━━━━━ Exercise material ━━━━━

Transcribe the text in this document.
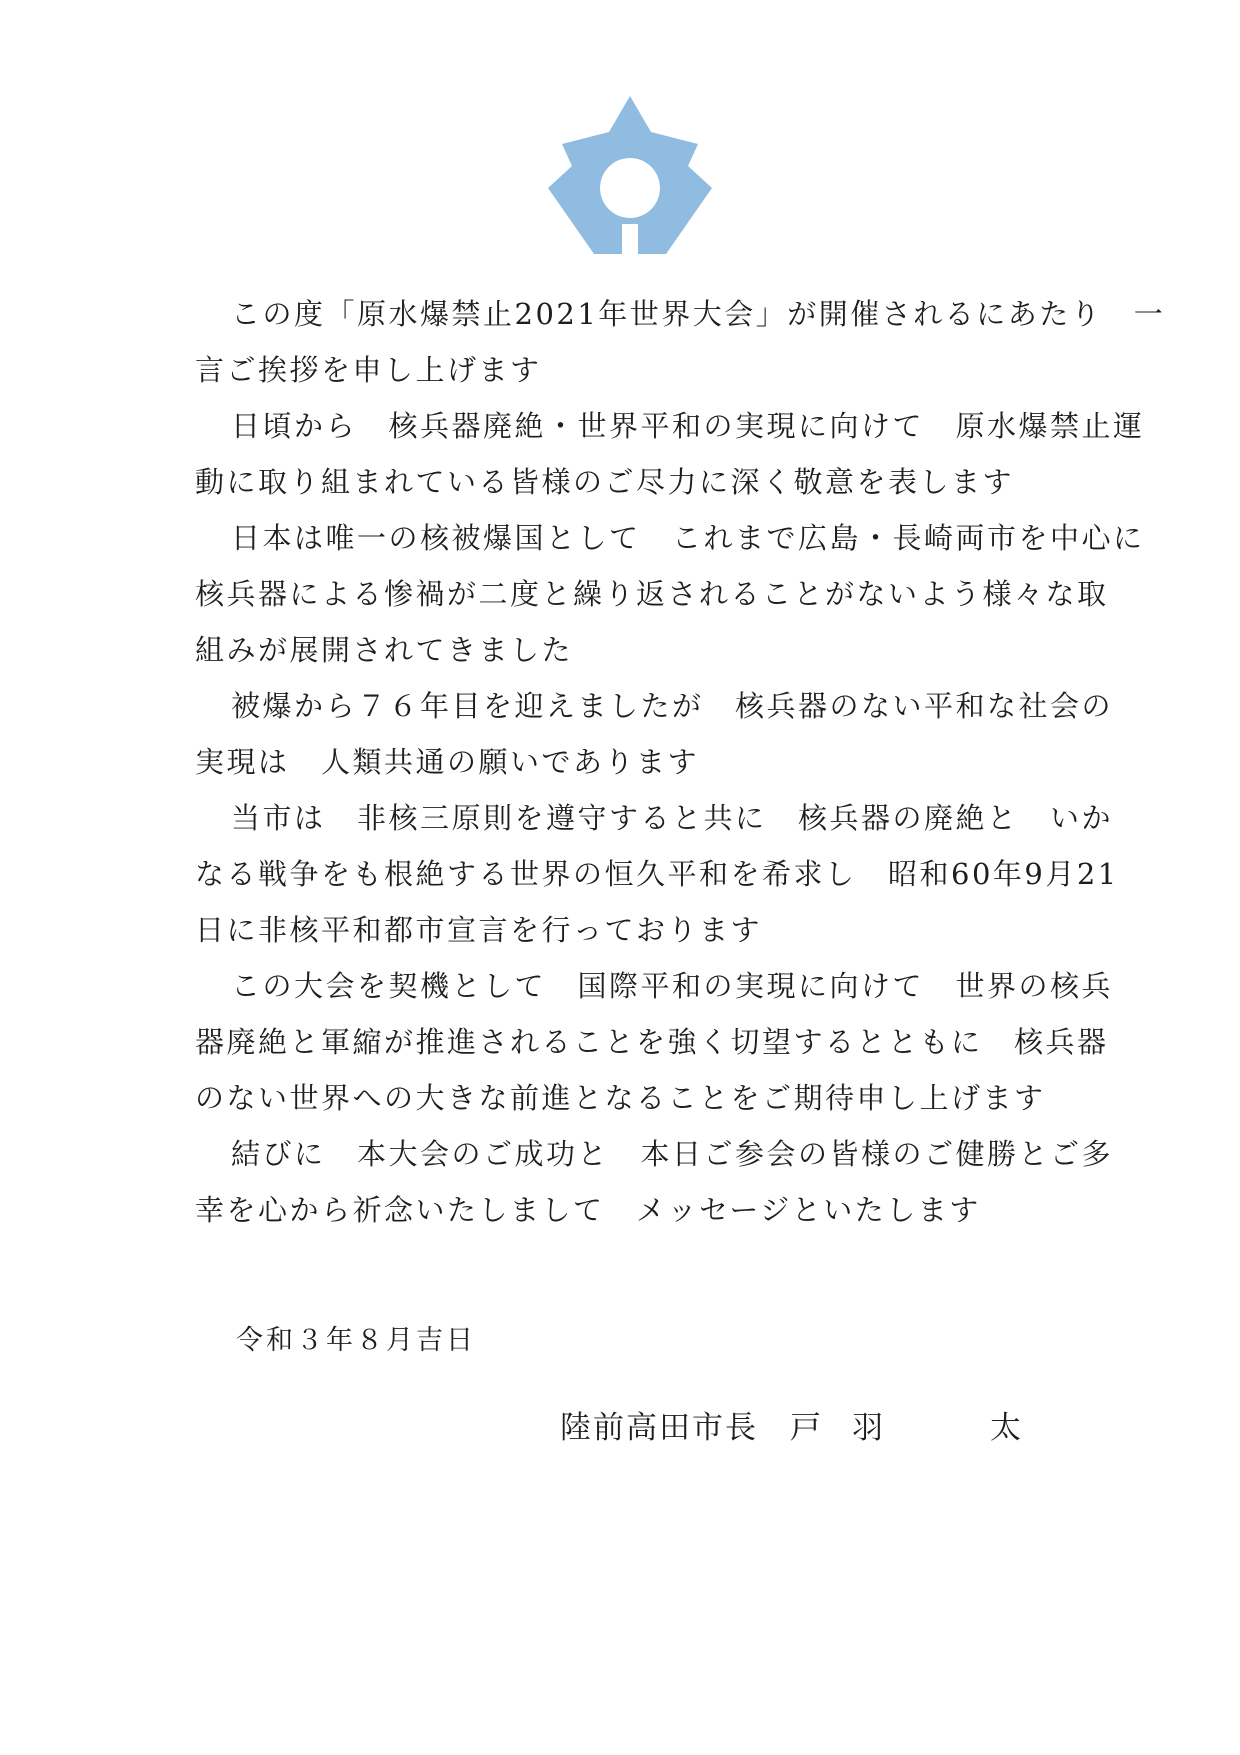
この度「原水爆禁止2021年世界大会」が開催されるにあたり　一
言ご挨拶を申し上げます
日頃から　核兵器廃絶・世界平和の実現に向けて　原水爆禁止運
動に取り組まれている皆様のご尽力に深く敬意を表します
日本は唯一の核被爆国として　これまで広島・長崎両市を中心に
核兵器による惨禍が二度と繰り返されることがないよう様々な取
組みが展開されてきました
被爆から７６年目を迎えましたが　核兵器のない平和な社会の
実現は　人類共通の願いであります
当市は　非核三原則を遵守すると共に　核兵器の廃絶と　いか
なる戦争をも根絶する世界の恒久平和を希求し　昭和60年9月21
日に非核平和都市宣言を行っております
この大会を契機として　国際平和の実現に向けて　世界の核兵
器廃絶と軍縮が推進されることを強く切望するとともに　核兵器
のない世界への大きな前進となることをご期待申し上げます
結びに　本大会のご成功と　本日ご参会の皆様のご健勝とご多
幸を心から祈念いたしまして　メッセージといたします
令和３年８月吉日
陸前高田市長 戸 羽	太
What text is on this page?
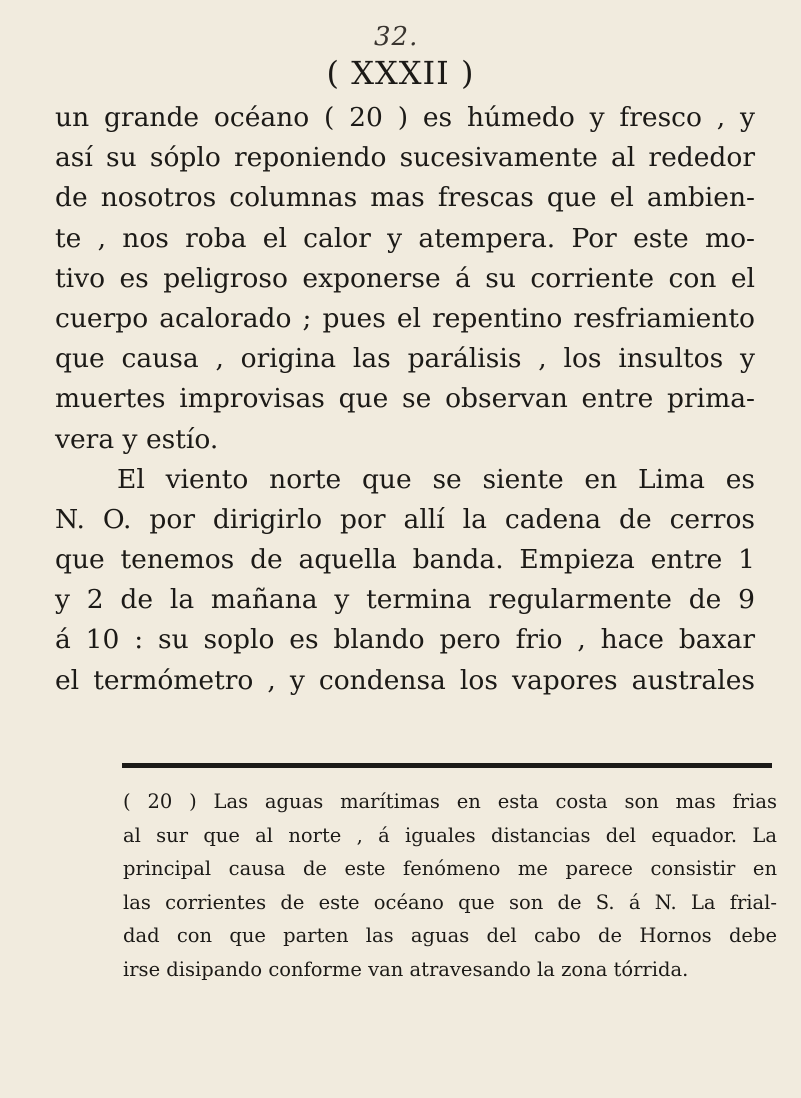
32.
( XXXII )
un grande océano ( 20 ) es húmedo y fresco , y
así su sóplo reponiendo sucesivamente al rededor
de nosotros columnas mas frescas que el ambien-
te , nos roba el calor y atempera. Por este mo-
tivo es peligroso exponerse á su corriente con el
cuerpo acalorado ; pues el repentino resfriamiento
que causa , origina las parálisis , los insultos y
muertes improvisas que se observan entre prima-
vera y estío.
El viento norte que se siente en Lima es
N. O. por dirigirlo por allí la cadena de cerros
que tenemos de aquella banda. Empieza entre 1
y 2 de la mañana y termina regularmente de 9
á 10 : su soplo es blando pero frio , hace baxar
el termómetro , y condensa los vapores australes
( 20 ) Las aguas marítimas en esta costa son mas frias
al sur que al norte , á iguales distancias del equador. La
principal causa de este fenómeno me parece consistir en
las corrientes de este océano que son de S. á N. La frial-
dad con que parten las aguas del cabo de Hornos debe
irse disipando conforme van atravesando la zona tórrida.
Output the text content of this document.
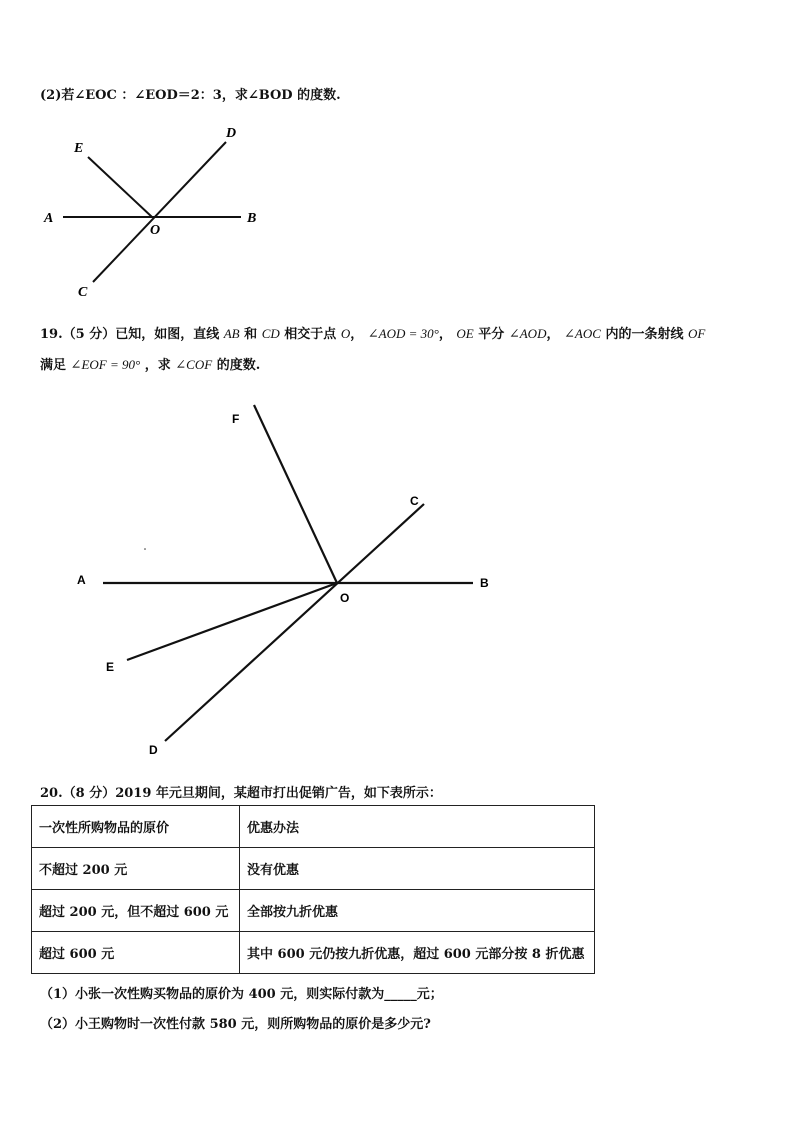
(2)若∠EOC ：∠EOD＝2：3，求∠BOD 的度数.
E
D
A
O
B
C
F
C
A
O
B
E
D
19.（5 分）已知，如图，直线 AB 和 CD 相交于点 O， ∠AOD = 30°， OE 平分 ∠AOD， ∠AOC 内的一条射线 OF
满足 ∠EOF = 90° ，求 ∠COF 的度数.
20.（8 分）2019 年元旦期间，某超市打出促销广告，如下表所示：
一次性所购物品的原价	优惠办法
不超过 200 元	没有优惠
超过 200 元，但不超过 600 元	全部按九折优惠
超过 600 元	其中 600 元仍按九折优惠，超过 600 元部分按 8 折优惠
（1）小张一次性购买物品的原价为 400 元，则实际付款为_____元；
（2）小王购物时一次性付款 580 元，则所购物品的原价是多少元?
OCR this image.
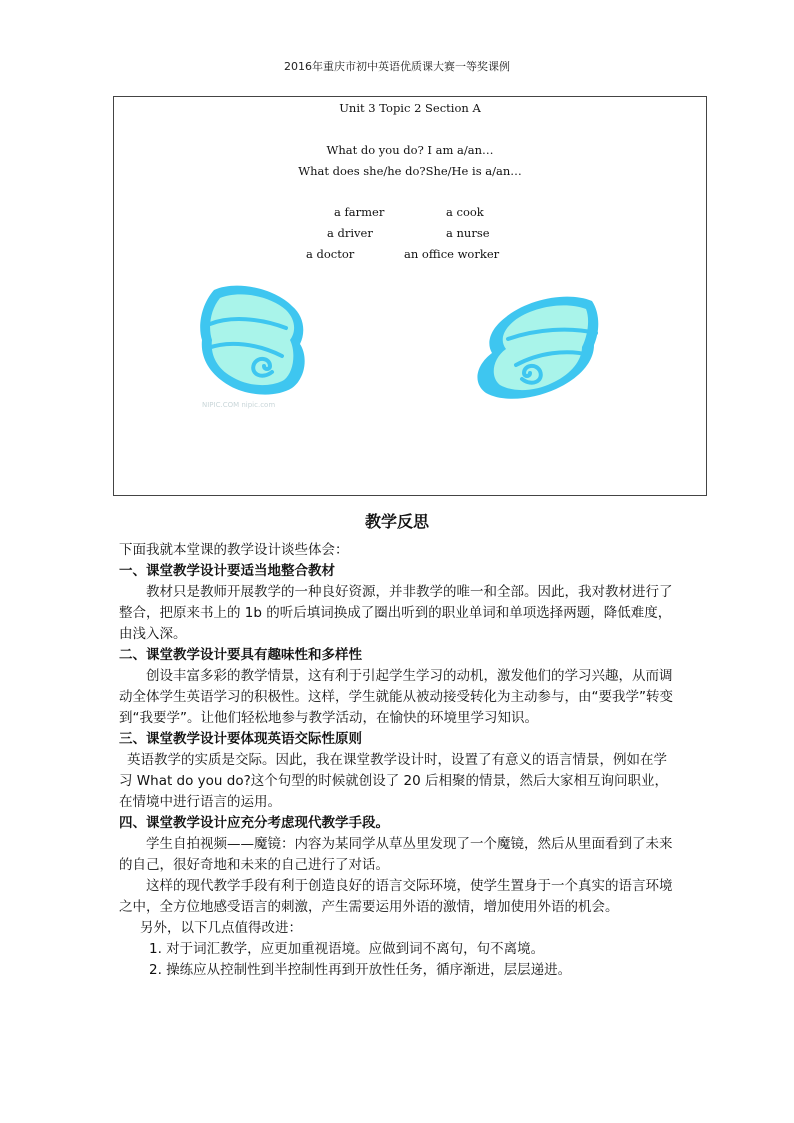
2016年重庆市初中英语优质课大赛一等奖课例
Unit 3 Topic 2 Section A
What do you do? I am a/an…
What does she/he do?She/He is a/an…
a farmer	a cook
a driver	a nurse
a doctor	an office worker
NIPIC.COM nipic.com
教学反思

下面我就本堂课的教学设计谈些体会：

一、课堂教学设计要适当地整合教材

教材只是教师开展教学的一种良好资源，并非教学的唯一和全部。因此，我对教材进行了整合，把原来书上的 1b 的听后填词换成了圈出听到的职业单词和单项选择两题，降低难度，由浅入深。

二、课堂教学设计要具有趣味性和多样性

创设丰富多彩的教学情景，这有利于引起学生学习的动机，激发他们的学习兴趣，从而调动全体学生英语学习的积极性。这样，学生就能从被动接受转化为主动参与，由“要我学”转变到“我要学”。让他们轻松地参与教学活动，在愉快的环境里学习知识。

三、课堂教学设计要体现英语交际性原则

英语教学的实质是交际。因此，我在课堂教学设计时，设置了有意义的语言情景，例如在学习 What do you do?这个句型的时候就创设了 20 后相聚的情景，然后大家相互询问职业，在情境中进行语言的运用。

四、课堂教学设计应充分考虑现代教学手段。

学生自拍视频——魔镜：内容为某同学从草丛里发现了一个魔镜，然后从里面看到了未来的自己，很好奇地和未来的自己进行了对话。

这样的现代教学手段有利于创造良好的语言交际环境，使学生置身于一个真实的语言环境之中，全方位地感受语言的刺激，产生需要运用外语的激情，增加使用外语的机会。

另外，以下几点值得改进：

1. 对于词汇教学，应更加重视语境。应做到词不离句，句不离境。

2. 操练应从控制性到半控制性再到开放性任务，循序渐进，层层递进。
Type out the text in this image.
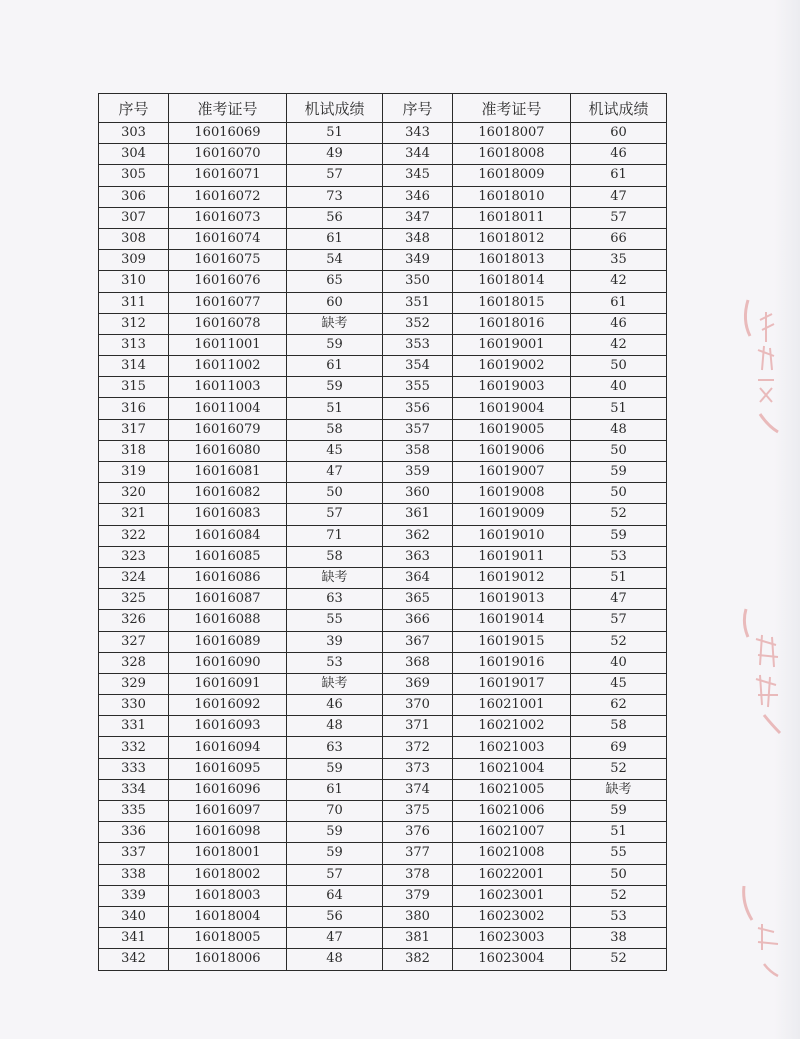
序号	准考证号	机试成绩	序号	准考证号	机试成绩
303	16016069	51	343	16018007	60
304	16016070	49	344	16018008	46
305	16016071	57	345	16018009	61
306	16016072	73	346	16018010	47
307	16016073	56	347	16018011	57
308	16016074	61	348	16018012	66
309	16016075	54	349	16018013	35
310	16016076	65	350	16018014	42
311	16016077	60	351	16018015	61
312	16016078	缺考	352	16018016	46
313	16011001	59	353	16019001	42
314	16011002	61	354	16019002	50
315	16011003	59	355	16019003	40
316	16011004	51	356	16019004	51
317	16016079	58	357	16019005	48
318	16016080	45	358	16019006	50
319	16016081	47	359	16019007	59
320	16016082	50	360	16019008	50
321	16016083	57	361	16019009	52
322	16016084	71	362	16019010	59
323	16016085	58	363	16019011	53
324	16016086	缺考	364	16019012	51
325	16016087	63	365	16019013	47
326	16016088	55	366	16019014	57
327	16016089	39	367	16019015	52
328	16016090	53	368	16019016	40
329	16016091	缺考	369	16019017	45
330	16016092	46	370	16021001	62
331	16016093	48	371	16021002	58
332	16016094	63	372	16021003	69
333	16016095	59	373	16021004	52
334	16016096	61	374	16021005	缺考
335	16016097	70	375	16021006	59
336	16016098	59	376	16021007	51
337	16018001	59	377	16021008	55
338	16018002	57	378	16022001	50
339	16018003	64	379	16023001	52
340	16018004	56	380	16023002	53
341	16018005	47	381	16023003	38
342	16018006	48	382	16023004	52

━━━━━

• [What is required] Make an exact copy of the records above, with the pictures left out.

• [Answer below]
Transcribe the text in this document.
この度「原水爆禁止2021年世界大会」が開催されるにあたり　一
言ご挨拶を申し上げます
日頃から　核兵器廃絶・世界平和の実現に向けて　原水爆禁止運
動に取り組まれている皆様のご尽力に深く敬意を表します
日本は唯一の核被爆国として　これまで広島・長崎両市を中心に
核兵器による惨禍が二度と繰り返されることがないよう様々な取
組みが展開されてきました
被爆から７６年目を迎えましたが　核兵器のない平和な社会の
実現は　人類共通の願いであります
当市は　非核三原則を遵守すると共に　核兵器の廃絶と　いか
なる戦争をも根絶する世界の恒久平和を希求し　昭和60年9月21
日に非核平和都市宣言を行っております
この大会を契機として　国際平和の実現に向けて　世界の核兵
器廃絶と軍縮が推進されることを強く切望するとともに　核兵器
のない世界への大きな前進となることをご期待申し上げます
結びに　本大会のご成功と　本日ご参会の皆様のご健勝とご多
幸を心から祈念いたしまして　メッセージといたします
令和３年８月吉日
陸前高田市長 戸 羽	太
What text is on this page?
32.
( XXXII )
un grande océano ( 20 ) es húmedo y fresco , y
así su sóplo reponiendo sucesivamente al rededor
de nosotros columnas mas frescas que el ambien-
te , nos roba el calor y atempera. Por este mo-
tivo es peligroso exponerse á su corriente con el
cuerpo acalorado ; pues el repentino resfriamiento
que causa , origina las parálisis , los insultos y
muertes improvisas que se observan entre prima-
vera y estío.
El viento norte que se siente en Lima es
N. O. por dirigirlo por allí la cadena de cerros
que tenemos de aquella banda. Empieza entre 1
y 2 de la mañana y termina regularmente de 9
á 10 : su soplo es blando pero frio , hace baxar
el termómetro , y condensa los vapores australes
( 20 ) Las aguas marítimas en esta costa son mas frias
al sur que al norte , á iguales distancias del equador. La
principal causa de este fenómeno me parece consistir en
las corrientes de este océano que son de S. á N. La frial-
dad con que parten las aguas del cabo de Hornos debe
irse disipando conforme van atravesando la zona tórrida.
Output the text content of this document.
(2)若∠EOC ：∠EOD＝2：3，求∠BOD 的度数.
E
D
A
O
B
C
F
C
A
O
B
E
D
19.（5 分）已知，如图，直线 AB 和 CD 相交于点 O， ∠AOD = 30°， OE 平分 ∠AOD， ∠AOC 内的一条射线 OF
满足 ∠EOF = 90° ，求 ∠COF 的度数.
20.（8 分）2019 年元旦期间，某超市打出促销广告，如下表所示：
一次性所购物品的原价	优惠办法
不超过 200 元	没有优惠
超过 200 元，但不超过 600 元	全部按九折优惠
超过 600 元	其中 600 元仍按九折优惠，超过 600 元部分按 8 折优惠
（1）小张一次性购买物品的原价为 400 元，则实际付款为_____元；
（2）小王购物时一次性付款 580 元，则所购物品的原价是多少元?
OCR this image.
2016年重庆市初中英语优质课大赛一等奖课例
Unit 3 Topic 2 Section A
What do you do? I am a/an…
What does she/he do?She/He is a/an…
a farmer	a cook
a driver	a nurse
a doctor	an office worker
NIPIC.COM nipic.com
教学反思

下面我就本堂课的教学设计谈些体会：

一、课堂教学设计要适当地整合教材

教材只是教师开展教学的一种良好资源，并非教学的唯一和全部。因此，我对教材进行了整合，把原来书上的 1b 的听后填词换成了圈出听到的职业单词和单项选择两题，降低难度，由浅入深。

二、课堂教学设计要具有趣味性和多样性

创设丰富多彩的教学情景，这有利于引起学生学习的动机，激发他们的学习兴趣，从而调动全体学生英语学习的积极性。这样，学生就能从被动接受转化为主动参与，由“要我学”转变到“我要学”。让他们轻松地参与教学活动，在愉快的环境里学习知识。

三、课堂教学设计要体现英语交际性原则

英语教学的实质是交际。因此，我在课堂教学设计时，设置了有意义的语言情景，例如在学习 What do you do?这个句型的时候就创设了 20 后相聚的情景，然后大家相互询问职业，在情境中进行语言的运用。

四、课堂教学设计应充分考虑现代教学手段。

学生自拍视频——魔镜：内容为某同学从草丛里发现了一个魔镜，然后从里面看到了未来的自己，很好奇地和未来的自己进行了对话。

这样的现代教学手段有利于创造良好的语言交际环境，使学生置身于一个真实的语言环境之中，全方位地感受语言的刺激，产生需要运用外语的激情，增加使用外语的机会。

另外，以下几点值得改进：

1. 对于词汇教学，应更加重视语境。应做到词不离句，句不离境。

2. 操练应从控制性到半控制性再到开放性任务，循序渐进，层层递进。
Type out the text in this image.
序号	准考证号	机试成绩	序号	准考证号	机试成绩
303	16016069	51	343	16018007	60
304	16016070	49	344	16018008	46
305	16016071	57	345	16018009	61
306	16016072	73	346	16018010	47
307	16016073	56	347	16018011	57
308	16016074	61	348	16018012	66
309	16016075	54	349	16018013	35
310	16016076	65	350	16018014	42
311	16016077	60	351	16018015	61
312	16016078	缺考	352	16018016	46
313	16011001	59	353	16019001	42
314	16011002	61	354	16019002	50
315	16011003	59	355	16019003	40
316	16011004	51	356	16019004	51
317	16016079	58	357	16019005	48
318	16016080	45	358	16019006	50
319	16016081	47	359	16019007	59
320	16016082	50	360	16019008	50
321	16016083	57	361	16019009	52
322	16016084	71	362	16019010	59
323	16016085	58	363	16019011	53
324	16016086	缺考	364	16019012	51
325	16016087	63	365	16019013	47
326	16016088	55	366	16019014	57
327	16016089	39	367	16019015	52
328	16016090	53	368	16019016	40
329	16016091	缺考	369	16019017	45
330	16016092	46	370	16021001	62
331	16016093	48	371	16021002	58
332	16016094	63	372	16021003	69
333	16016095	59	373	16021004	52
334	16016096	61	374	16021005	缺考
335	16016097	70	375	16021006	59
336	16016098	59	376	16021007	51
337	16018001	59	377	16021008	55
338	16018002	57	378	16022001	50
339	16018003	64	379	16023001	52
340	16018004	56	380	16023002	53
341	16018005	47	381	16023003	38
342	16018006	48	382	16023004	52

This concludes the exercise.